Retype the records below word for word and omit any image.

** BEGIN LISTING **

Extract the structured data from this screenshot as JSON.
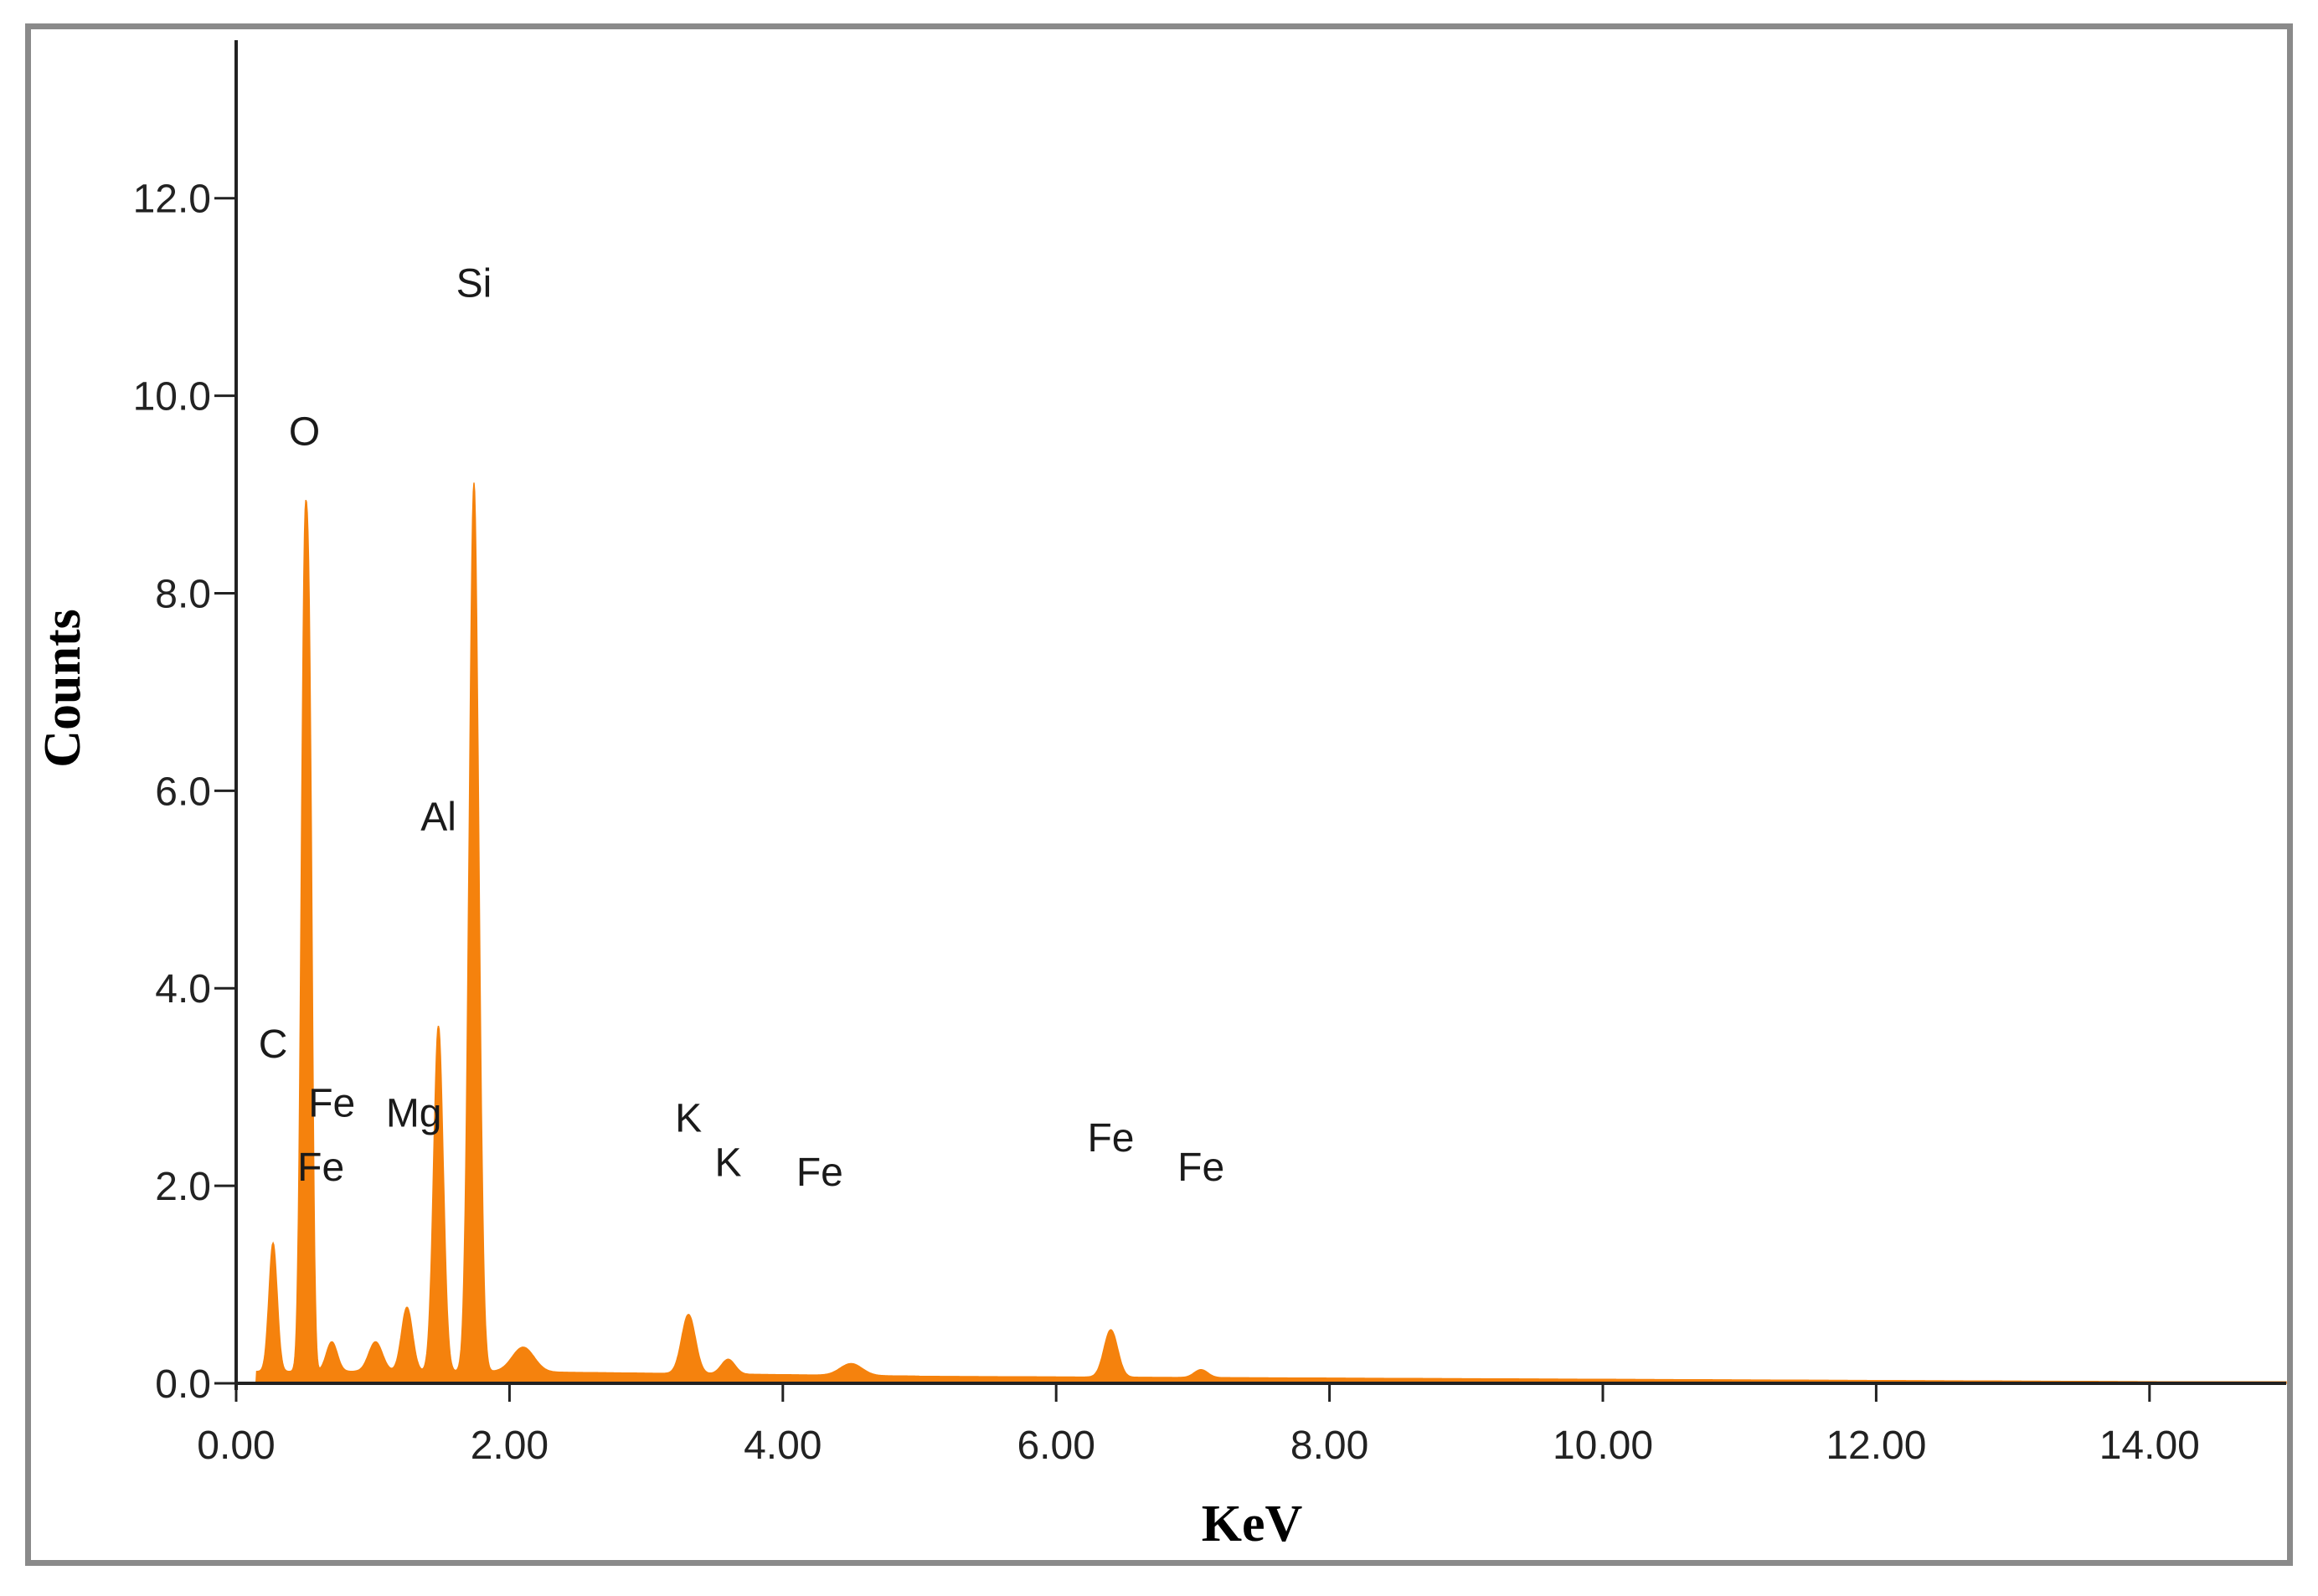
{
  "chart_data": {
    "type": "area",
    "title": "",
    "xlabel": "KeV",
    "ylabel": "Counts",
    "xlim": [
      0,
      15
    ],
    "ylim": [
      0,
      13.6
    ],
    "grid": false,
    "legend": "none",
    "colors": {
      "spectrum": "#F5820D",
      "axis": "#222222",
      "frame": "#8A8A8A"
    },
    "x_ticks": [
      {
        "value": 0,
        "label": "0.00"
      },
      {
        "value": 2,
        "label": "2.00"
      },
      {
        "value": 4,
        "label": "4.00"
      },
      {
        "value": 6,
        "label": "6.00"
      },
      {
        "value": 8,
        "label": "8.00"
      },
      {
        "value": 10,
        "label": "10.00"
      },
      {
        "value": 12,
        "label": "12.00"
      },
      {
        "value": 14,
        "label": "14.00"
      }
    ],
    "y_ticks": [
      {
        "value": 0,
        "label": "0.0"
      },
      {
        "value": 2,
        "label": "2.0"
      },
      {
        "value": 4,
        "label": "4.0"
      },
      {
        "value": 6,
        "label": "6.0"
      },
      {
        "value": 8,
        "label": "8.0"
      },
      {
        "value": 10,
        "label": "10.0"
      },
      {
        "value": 12,
        "label": "12.0"
      }
    ],
    "peaks": [
      {
        "center": 0.27,
        "height": 1.3,
        "width": 0.03
      },
      {
        "center": 0.5,
        "height": 7.8,
        "width": 0.025
      },
      {
        "center": 0.54,
        "height": 5.0,
        "width": 0.02
      },
      {
        "center": 0.7,
        "height": 0.3,
        "width": 0.04
      },
      {
        "center": 1.02,
        "height": 0.3,
        "width": 0.05
      },
      {
        "center": 1.25,
        "height": 0.65,
        "width": 0.04
      },
      {
        "center": 1.48,
        "height": 3.5,
        "width": 0.035
      },
      {
        "center": 1.74,
        "height": 9.0,
        "width": 0.035
      },
      {
        "center": 2.1,
        "height": 0.25,
        "width": 0.08
      },
      {
        "center": 3.31,
        "height": 0.6,
        "width": 0.05
      },
      {
        "center": 3.6,
        "height": 0.15,
        "width": 0.05
      },
      {
        "center": 4.5,
        "height": 0.12,
        "width": 0.08
      },
      {
        "center": 6.4,
        "height": 0.48,
        "width": 0.05
      },
      {
        "center": 7.06,
        "height": 0.08,
        "width": 0.05
      }
    ],
    "peak_labels": [
      {
        "text": "Si",
        "x": 1.74,
        "y": 11.0
      },
      {
        "text": "O",
        "x": 0.5,
        "y": 9.5
      },
      {
        "text": "Al",
        "x": 1.48,
        "y": 5.6
      },
      {
        "text": "C",
        "x": 0.27,
        "y": 3.3
      },
      {
        "text": "Fe",
        "x": 0.7,
        "y": 2.7
      },
      {
        "text": "Mg",
        "x": 1.3,
        "y": 2.6
      },
      {
        "text": "Fe",
        "x": 0.62,
        "y": 2.05
      },
      {
        "text": "K",
        "x": 3.31,
        "y": 2.55
      },
      {
        "text": "K",
        "x": 3.6,
        "y": 2.1
      },
      {
        "text": "Fe",
        "x": 4.27,
        "y": 2.0
      },
      {
        "text": "Fe",
        "x": 6.4,
        "y": 2.35
      },
      {
        "text": "Fe",
        "x": 7.06,
        "y": 2.05
      }
    ]
  }
}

** END LISTING **

TASK ANSWER:
Extract the structured data from this screenshot as JSON.
{
  "chart_data": {
    "type": "area",
    "title": "",
    "xlabel": "KeV",
    "ylabel": "Counts",
    "xlim": [
      0,
      15
    ],
    "ylim": [
      0,
      13.6
    ],
    "grid": false,
    "legend": "none",
    "colors": {
      "spectrum": "#F5820D",
      "axis": "#222222",
      "frame": "#8A8A8A"
    },
    "x_ticks": [
      {
        "value": 0,
        "label": "0.00"
      },
      {
        "value": 2,
        "label": "2.00"
      },
      {
        "value": 4,
        "label": "4.00"
      },
      {
        "value": 6,
        "label": "6.00"
      },
      {
        "value": 8,
        "label": "8.00"
      },
      {
        "value": 10,
        "label": "10.00"
      },
      {
        "value": 12,
        "label": "12.00"
      },
      {
        "value": 14,
        "label": "14.00"
      }
    ],
    "y_ticks": [
      {
        "value": 0,
        "label": "0.0"
      },
      {
        "value": 2,
        "label": "2.0"
      },
      {
        "value": 4,
        "label": "4.0"
      },
      {
        "value": 6,
        "label": "6.0"
      },
      {
        "value": 8,
        "label": "8.0"
      },
      {
        "value": 10,
        "label": "10.0"
      },
      {
        "value": 12,
        "label": "12.0"
      }
    ],
    "peaks": [
      {
        "center": 0.27,
        "height": 1.3,
        "width": 0.03
      },
      {
        "center": 0.5,
        "height": 7.8,
        "width": 0.025
      },
      {
        "center": 0.54,
        "height": 5.0,
        "width": 0.02
      },
      {
        "center": 0.7,
        "height": 0.3,
        "width": 0.04
      },
      {
        "center": 1.02,
        "height": 0.3,
        "width": 0.05
      },
      {
        "center": 1.25,
        "height": 0.65,
        "width": 0.04
      },
      {
        "center": 1.48,
        "height": 3.5,
        "width": 0.035
      },
      {
        "center": 1.74,
        "height": 9.0,
        "width": 0.035
      },
      {
        "center": 2.1,
        "height": 0.25,
        "width": 0.08
      },
      {
        "center": 3.31,
        "height": 0.6,
        "width": 0.05
      },
      {
        "center": 3.6,
        "height": 0.15,
        "width": 0.05
      },
      {
        "center": 4.5,
        "height": 0.12,
        "width": 0.08
      },
      {
        "center": 6.4,
        "height": 0.48,
        "width": 0.05
      },
      {
        "center": 7.06,
        "height": 0.08,
        "width": 0.05
      }
    ],
    "peak_labels": [
      {
        "text": "Si",
        "x": 1.74,
        "y": 11.0
      },
      {
        "text": "O",
        "x": 0.5,
        "y": 9.5
      },
      {
        "text": "Al",
        "x": 1.48,
        "y": 5.6
      },
      {
        "text": "C",
        "x": 0.27,
        "y": 3.3
      },
      {
        "text": "Fe",
        "x": 0.7,
        "y": 2.7
      },
      {
        "text": "Mg",
        "x": 1.3,
        "y": 2.6
      },
      {
        "text": "Fe",
        "x": 0.62,
        "y": 2.05
      },
      {
        "text": "K",
        "x": 3.31,
        "y": 2.55
      },
      {
        "text": "K",
        "x": 3.6,
        "y": 2.1
      },
      {
        "text": "Fe",
        "x": 4.27,
        "y": 2.0
      },
      {
        "text": "Fe",
        "x": 6.4,
        "y": 2.35
      },
      {
        "text": "Fe",
        "x": 7.06,
        "y": 2.05
      }
    ]
  }
}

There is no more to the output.